Aim
Retype the material that follows, keeping every word as it is.

Extracted data

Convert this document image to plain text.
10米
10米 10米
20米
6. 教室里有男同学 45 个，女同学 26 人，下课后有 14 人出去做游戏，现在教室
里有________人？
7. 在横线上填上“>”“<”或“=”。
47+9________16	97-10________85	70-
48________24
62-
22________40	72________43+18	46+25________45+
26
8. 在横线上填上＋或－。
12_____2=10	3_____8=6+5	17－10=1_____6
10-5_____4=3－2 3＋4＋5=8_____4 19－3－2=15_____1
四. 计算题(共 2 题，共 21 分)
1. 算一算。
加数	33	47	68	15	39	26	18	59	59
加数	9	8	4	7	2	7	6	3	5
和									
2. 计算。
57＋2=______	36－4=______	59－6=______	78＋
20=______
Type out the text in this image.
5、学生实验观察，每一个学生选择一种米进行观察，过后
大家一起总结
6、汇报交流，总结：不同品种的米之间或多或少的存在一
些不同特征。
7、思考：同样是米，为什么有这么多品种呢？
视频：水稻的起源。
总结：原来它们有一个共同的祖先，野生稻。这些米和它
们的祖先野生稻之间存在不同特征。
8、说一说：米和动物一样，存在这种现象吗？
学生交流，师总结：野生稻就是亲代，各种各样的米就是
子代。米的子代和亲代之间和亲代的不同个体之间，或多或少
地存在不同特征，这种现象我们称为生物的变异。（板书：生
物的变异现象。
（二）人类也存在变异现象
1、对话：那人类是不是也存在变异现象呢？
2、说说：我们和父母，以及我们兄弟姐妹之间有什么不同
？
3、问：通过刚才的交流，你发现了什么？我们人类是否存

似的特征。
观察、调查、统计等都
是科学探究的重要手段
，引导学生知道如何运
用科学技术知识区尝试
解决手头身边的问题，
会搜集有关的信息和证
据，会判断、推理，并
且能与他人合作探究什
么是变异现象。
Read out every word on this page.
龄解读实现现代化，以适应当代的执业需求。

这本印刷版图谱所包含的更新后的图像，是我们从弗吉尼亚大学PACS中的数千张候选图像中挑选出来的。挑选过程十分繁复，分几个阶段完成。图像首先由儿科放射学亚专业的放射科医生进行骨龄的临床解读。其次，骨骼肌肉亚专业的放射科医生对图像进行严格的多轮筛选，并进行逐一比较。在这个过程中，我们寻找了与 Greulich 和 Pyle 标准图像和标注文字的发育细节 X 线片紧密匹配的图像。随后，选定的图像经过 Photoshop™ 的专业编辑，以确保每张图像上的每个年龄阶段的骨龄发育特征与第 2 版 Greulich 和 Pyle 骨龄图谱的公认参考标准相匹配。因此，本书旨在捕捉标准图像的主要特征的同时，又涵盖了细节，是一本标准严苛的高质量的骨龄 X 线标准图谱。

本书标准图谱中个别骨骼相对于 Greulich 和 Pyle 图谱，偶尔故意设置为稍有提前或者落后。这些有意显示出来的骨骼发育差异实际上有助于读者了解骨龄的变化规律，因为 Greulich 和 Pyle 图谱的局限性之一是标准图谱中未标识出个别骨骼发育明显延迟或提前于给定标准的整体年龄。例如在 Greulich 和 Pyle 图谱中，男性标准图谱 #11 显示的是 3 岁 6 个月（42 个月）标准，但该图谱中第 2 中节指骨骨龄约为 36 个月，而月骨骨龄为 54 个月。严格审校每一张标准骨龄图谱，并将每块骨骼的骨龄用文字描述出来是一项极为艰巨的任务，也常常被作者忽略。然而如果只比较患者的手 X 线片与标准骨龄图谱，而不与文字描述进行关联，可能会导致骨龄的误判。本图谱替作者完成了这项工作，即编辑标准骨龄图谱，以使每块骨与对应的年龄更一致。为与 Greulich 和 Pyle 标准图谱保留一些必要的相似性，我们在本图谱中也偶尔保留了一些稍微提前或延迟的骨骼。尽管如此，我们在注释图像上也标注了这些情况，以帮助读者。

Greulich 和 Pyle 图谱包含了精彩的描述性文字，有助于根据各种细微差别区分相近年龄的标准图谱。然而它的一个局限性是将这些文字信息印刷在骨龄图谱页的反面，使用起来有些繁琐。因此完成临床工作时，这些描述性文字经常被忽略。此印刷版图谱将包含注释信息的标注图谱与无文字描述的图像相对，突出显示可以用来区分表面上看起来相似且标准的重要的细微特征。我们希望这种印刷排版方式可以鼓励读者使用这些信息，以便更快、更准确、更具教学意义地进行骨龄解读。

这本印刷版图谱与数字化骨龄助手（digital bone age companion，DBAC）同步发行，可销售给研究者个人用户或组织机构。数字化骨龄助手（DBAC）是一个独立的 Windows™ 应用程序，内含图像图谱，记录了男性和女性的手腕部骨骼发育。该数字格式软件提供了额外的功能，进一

Final result
Convert this document image to plain text.
10米
10米 10米
20米
6. 教室里有男同学 45 个，女同学 26 人，下课后有 14 人出去做游戏，现在教室
里有________人？
7. 在横线上填上“>”“<”或“=”。
47+9________16	97-10________85	70-
48________24
62-
22________40	72________43+18	46+25________45+
26
8. 在横线上填上＋或－。
12_____2=10	3_____8=6+5	17－10=1_____6
10-5_____4=3－2 3＋4＋5=8_____4 19－3－2=15_____1
四. 计算题(共 2 题，共 21 分)
1. 算一算。
加数	33	47	68	15	39	26	18	59	59
加数	9	8	4	7	2	7	6	3	5
和									
2. 计算。
57＋2=______	36－4=______	59－6=______	78＋
20=______
Type out the text in this image.
5、学生实验观察，每一个学生选择一种米进行观察，过后
大家一起总结
6、汇报交流，总结：不同品种的米之间或多或少的存在一
些不同特征。
7、思考：同样是米，为什么有这么多品种呢？
视频：水稻的起源。
总结：原来它们有一个共同的祖先，野生稻。这些米和它
们的祖先野生稻之间存在不同特征。
8、说一说：米和动物一样，存在这种现象吗？
学生交流，师总结：野生稻就是亲代，各种各样的米就是
子代。米的子代和亲代之间和亲代的不同个体之间，或多或少
地存在不同特征，这种现象我们称为生物的变异。（板书：生
物的变异现象。
（二）人类也存在变异现象
1、对话：那人类是不是也存在变异现象呢？
2、说说：我们和父母，以及我们兄弟姐妹之间有什么不同
？
3、问：通过刚才的交流，你发现了什么？我们人类是否存

似的特征。
观察、调查、统计等都
是科学探究的重要手段
，引导学生知道如何运
用科学技术知识区尝试
解决手头身边的问题，
会搜集有关的信息和证
据，会判断、推理，并
且能与他人合作探究什
么是变异现象。
Read out every word on this page.
龄解读实现现代化，以适应当代的执业需求。

这本印刷版图谱所包含的更新后的图像，是我们从弗吉尼亚大学PACS中的数千张候选图像中挑选出来的。挑选过程十分繁复，分几个阶段完成。图像首先由儿科放射学亚专业的放射科医生进行骨龄的临床解读。其次，骨骼肌肉亚专业的放射科医生对图像进行严格的多轮筛选，并进行逐一比较。在这个过程中，我们寻找了与 Greulich 和 Pyle 标准图像和标注文字的发育细节 X 线片紧密匹配的图像。随后，选定的图像经过 Photoshop™ 的专业编辑，以确保每张图像上的每个年龄阶段的骨龄发育特征与第 2 版 Greulich 和 Pyle 骨龄图谱的公认参考标准相匹配。因此，本书旨在捕捉标准图像的主要特征的同时，又涵盖了细节，是一本标准严苛的高质量的骨龄 X 线标准图谱。

本书标准图谱中个别骨骼相对于 Greulich 和 Pyle 图谱，偶尔故意设置为稍有提前或者落后。这些有意显示出来的骨骼发育差异实际上有助于读者了解骨龄的变化规律，因为 Greulich 和 Pyle 图谱的局限性之一是标准图谱中未标识出个别骨骼发育明显延迟或提前于给定标准的整体年龄。例如在 Greulich 和 Pyle 图谱中，男性标准图谱 #11 显示的是 3 岁 6 个月（42 个月）标准，但该图谱中第 2 中节指骨骨龄约为 36 个月，而月骨骨龄为 54 个月。严格审校每一张标准骨龄图谱，并将每块骨骼的骨龄用文字描述出来是一项极为艰巨的任务，也常常被作者忽略。然而如果只比较患者的手 X 线片与标准骨龄图谱，而不与文字描述进行关联，可能会导致骨龄的误判。本图谱替作者完成了这项工作，即编辑标准骨龄图谱，以使每块骨与对应的年龄更一致。为与 Greulich 和 Pyle 标准图谱保留一些必要的相似性，我们在本图谱中也偶尔保留了一些稍微提前或延迟的骨骼。尽管如此，我们在注释图像上也标注了这些情况，以帮助读者。

Greulich 和 Pyle 图谱包含了精彩的描述性文字，有助于根据各种细微差别区分相近年龄的标准图谱。然而它的一个局限性是将这些文字信息印刷在骨龄图谱页的反面，使用起来有些繁琐。因此完成临床工作时，这些描述性文字经常被忽略。此印刷版图谱将包含注释信息的标注图谱与无文字描述的图像相对，突出显示可以用来区分表面上看起来相似且标准的重要的细微特征。我们希望这种印刷排版方式可以鼓励读者使用这些信息，以便更快、更准确、更具教学意义地进行骨龄解读。

这本印刷版图谱与数字化骨龄助手（digital bone age companion，DBAC）同步发行，可销售给研究者个人用户或组织机构。数字化骨龄助手（DBAC）是一个独立的 Windows™ 应用程序，内含图像图谱，记录了男性和女性的手腕部骨骼发育。该数字格式软件提供了额外的功能，进一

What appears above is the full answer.